Copy out all lines that carry the word "Style".

** Start RECORD EXCERPTS **

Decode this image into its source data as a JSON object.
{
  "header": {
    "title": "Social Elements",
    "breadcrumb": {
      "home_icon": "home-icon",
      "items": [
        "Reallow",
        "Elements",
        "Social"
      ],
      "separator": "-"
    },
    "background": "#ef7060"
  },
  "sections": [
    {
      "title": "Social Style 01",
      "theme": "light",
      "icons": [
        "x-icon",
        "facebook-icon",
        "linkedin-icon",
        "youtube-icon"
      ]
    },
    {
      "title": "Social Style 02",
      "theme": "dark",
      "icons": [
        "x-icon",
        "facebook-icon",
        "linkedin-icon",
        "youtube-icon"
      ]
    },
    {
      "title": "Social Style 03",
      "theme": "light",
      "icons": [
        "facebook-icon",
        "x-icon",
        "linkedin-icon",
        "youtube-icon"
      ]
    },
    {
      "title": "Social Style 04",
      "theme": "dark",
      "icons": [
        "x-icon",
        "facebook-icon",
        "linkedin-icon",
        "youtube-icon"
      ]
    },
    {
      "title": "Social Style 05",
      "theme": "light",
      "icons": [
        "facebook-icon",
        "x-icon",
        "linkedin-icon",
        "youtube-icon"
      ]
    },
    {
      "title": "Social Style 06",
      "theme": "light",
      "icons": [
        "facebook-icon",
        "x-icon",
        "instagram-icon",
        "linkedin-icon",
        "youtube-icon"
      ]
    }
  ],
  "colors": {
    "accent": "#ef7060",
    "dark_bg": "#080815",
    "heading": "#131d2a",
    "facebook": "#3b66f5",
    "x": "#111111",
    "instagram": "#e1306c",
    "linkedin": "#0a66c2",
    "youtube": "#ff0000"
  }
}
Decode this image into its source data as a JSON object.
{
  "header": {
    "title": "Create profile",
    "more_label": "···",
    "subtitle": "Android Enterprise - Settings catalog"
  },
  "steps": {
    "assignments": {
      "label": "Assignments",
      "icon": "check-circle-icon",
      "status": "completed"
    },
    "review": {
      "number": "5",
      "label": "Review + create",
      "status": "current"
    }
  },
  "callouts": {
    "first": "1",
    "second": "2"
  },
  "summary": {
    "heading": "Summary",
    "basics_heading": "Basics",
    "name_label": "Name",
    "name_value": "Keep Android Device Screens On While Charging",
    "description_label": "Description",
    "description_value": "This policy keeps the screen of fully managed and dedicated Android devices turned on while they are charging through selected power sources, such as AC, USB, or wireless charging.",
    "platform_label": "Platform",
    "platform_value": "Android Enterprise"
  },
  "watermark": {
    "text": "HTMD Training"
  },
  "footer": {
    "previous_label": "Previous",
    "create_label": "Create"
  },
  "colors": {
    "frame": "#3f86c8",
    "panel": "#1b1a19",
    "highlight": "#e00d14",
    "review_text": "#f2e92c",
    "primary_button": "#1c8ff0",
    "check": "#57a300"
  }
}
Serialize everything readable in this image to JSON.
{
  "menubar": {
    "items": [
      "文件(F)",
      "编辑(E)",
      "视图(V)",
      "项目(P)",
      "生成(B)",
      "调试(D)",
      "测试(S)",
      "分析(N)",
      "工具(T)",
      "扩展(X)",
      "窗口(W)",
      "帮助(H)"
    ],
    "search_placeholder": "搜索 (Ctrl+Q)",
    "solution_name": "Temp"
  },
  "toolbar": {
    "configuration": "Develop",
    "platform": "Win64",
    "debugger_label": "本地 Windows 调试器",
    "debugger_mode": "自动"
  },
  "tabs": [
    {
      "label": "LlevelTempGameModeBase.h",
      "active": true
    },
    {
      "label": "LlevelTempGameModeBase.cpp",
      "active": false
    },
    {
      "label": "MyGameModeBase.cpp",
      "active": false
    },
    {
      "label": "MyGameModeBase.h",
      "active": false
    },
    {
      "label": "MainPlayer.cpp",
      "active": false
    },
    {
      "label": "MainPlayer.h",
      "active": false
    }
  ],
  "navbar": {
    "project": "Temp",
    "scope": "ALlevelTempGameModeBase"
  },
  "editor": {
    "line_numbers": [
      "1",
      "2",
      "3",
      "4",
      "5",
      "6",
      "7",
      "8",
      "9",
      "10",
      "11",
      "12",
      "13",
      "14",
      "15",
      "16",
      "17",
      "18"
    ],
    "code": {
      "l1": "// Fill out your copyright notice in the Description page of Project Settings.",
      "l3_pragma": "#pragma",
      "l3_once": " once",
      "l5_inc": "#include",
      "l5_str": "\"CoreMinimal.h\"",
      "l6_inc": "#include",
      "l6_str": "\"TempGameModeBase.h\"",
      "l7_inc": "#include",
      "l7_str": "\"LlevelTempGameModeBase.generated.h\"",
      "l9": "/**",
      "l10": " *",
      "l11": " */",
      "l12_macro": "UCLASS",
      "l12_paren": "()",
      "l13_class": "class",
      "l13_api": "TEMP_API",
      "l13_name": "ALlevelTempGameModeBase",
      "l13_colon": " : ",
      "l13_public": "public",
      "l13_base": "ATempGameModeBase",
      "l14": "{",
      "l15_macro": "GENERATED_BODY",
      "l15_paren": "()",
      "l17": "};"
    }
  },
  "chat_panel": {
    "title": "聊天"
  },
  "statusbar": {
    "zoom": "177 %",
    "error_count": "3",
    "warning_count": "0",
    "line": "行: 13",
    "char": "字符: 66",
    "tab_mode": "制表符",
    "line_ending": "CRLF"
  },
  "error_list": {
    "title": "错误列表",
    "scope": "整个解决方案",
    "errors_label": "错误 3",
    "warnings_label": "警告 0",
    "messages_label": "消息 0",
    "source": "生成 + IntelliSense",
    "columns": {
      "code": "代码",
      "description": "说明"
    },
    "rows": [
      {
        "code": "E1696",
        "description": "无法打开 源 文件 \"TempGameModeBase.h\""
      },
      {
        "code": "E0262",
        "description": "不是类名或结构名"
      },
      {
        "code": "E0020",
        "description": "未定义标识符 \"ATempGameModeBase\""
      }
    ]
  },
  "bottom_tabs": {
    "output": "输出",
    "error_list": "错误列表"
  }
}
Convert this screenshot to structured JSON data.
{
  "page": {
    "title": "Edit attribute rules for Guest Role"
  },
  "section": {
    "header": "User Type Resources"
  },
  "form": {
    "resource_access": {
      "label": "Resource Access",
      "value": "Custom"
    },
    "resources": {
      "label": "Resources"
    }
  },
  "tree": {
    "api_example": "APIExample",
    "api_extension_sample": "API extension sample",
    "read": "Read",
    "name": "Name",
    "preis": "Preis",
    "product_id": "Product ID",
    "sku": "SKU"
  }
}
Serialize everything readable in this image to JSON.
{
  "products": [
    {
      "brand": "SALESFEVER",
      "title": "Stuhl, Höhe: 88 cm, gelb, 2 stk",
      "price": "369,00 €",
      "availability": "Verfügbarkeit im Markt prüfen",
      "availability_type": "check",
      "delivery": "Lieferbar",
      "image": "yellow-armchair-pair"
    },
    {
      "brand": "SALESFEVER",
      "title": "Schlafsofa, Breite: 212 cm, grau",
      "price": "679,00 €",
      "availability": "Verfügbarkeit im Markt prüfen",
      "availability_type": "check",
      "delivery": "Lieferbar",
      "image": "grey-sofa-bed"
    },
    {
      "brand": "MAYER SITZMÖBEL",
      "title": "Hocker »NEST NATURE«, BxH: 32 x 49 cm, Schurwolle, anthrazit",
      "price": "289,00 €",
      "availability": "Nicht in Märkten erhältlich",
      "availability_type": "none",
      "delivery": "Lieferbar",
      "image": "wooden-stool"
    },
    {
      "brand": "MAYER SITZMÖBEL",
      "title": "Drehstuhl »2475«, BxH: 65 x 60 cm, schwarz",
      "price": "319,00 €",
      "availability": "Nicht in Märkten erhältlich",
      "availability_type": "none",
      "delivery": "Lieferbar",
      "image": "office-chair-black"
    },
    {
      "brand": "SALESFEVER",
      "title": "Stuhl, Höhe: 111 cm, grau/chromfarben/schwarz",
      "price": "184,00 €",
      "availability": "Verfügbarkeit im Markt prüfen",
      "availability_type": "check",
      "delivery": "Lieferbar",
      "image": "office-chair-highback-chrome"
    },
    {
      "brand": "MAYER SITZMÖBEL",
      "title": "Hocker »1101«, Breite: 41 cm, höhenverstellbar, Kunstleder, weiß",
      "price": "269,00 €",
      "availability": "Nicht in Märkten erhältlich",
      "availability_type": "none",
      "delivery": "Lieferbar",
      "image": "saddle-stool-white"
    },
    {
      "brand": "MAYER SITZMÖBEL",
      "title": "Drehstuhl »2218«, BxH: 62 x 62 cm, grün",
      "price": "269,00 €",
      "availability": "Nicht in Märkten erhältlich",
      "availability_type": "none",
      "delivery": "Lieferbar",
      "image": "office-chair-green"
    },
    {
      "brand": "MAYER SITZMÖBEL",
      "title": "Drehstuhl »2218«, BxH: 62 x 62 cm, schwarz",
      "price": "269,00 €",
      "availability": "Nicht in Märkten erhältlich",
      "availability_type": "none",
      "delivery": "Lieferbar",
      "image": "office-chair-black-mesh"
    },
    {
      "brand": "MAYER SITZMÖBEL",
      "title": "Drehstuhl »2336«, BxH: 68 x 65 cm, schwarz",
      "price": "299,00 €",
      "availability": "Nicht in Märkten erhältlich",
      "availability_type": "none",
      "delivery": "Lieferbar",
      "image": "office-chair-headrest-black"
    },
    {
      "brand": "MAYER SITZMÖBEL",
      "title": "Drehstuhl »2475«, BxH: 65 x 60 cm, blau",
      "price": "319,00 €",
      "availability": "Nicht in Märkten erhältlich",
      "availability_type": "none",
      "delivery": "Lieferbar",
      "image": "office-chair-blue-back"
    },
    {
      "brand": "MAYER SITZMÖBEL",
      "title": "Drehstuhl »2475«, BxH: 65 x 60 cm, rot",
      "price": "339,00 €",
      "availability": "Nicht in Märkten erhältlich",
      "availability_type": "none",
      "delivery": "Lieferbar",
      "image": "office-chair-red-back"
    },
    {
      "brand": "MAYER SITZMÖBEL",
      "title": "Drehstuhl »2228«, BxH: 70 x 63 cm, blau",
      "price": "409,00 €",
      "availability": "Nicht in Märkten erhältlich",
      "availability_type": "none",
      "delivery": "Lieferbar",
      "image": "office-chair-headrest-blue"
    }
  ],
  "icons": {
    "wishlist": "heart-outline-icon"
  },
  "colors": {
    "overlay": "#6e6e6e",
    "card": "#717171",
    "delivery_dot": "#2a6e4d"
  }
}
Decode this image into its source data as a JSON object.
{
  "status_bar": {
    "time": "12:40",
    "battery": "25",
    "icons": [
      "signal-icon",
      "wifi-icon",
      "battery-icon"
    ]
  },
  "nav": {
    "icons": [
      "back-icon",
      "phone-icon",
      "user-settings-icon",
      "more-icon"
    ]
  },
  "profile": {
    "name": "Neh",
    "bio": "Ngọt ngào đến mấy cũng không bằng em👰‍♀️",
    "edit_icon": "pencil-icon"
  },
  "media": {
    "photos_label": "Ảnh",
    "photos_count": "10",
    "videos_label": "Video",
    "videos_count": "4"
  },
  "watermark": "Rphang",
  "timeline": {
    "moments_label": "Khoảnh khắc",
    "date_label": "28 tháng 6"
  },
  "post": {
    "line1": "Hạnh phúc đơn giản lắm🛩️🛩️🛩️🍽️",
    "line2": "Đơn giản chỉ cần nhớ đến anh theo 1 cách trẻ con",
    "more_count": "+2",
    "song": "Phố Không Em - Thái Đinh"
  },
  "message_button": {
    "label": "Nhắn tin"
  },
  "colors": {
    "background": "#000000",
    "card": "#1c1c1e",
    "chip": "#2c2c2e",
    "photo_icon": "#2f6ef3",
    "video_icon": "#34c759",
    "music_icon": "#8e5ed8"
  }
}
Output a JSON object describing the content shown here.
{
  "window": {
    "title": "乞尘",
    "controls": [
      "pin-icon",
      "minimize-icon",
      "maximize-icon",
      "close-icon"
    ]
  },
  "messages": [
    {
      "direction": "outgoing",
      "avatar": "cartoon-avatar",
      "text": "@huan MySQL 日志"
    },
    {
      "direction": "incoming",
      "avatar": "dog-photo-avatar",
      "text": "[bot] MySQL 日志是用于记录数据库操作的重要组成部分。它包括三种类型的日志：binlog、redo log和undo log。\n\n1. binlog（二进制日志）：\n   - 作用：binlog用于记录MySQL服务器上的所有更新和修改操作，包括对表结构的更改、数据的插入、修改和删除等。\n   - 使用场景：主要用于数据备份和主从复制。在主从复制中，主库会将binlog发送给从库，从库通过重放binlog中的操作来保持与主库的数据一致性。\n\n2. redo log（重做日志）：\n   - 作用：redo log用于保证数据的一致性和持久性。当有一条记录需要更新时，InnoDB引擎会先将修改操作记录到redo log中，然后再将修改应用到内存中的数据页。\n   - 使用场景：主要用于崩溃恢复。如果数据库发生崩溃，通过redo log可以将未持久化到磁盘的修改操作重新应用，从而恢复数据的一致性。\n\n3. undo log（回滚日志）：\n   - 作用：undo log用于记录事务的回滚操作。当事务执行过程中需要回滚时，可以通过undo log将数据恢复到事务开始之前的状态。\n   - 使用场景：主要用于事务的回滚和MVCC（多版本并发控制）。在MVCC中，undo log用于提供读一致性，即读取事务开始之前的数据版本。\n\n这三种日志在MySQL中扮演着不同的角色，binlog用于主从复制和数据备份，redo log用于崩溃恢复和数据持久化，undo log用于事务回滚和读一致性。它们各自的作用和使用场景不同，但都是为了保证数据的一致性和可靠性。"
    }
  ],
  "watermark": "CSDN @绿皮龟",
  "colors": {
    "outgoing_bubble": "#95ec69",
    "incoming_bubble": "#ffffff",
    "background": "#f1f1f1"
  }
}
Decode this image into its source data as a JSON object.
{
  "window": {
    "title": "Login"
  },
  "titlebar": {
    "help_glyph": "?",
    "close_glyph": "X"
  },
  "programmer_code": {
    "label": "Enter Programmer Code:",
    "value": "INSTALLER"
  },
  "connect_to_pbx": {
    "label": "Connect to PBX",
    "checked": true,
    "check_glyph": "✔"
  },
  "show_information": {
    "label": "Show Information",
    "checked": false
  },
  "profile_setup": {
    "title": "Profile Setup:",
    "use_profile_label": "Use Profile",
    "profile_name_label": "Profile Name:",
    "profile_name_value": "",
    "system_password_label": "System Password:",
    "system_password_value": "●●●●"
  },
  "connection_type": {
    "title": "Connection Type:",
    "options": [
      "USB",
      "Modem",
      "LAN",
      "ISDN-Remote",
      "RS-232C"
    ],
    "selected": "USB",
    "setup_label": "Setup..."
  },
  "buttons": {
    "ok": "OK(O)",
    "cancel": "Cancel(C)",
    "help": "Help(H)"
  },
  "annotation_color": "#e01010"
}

** End RECORD EXCERPTS **

[REPLY]
      "title": "Social Style 01",
      "title": "Social Style 02",
      "title": "Social Style 03",
      "title": "Social Style 04",
      "title": "Social Style 05",
      "title": "Social Style 06",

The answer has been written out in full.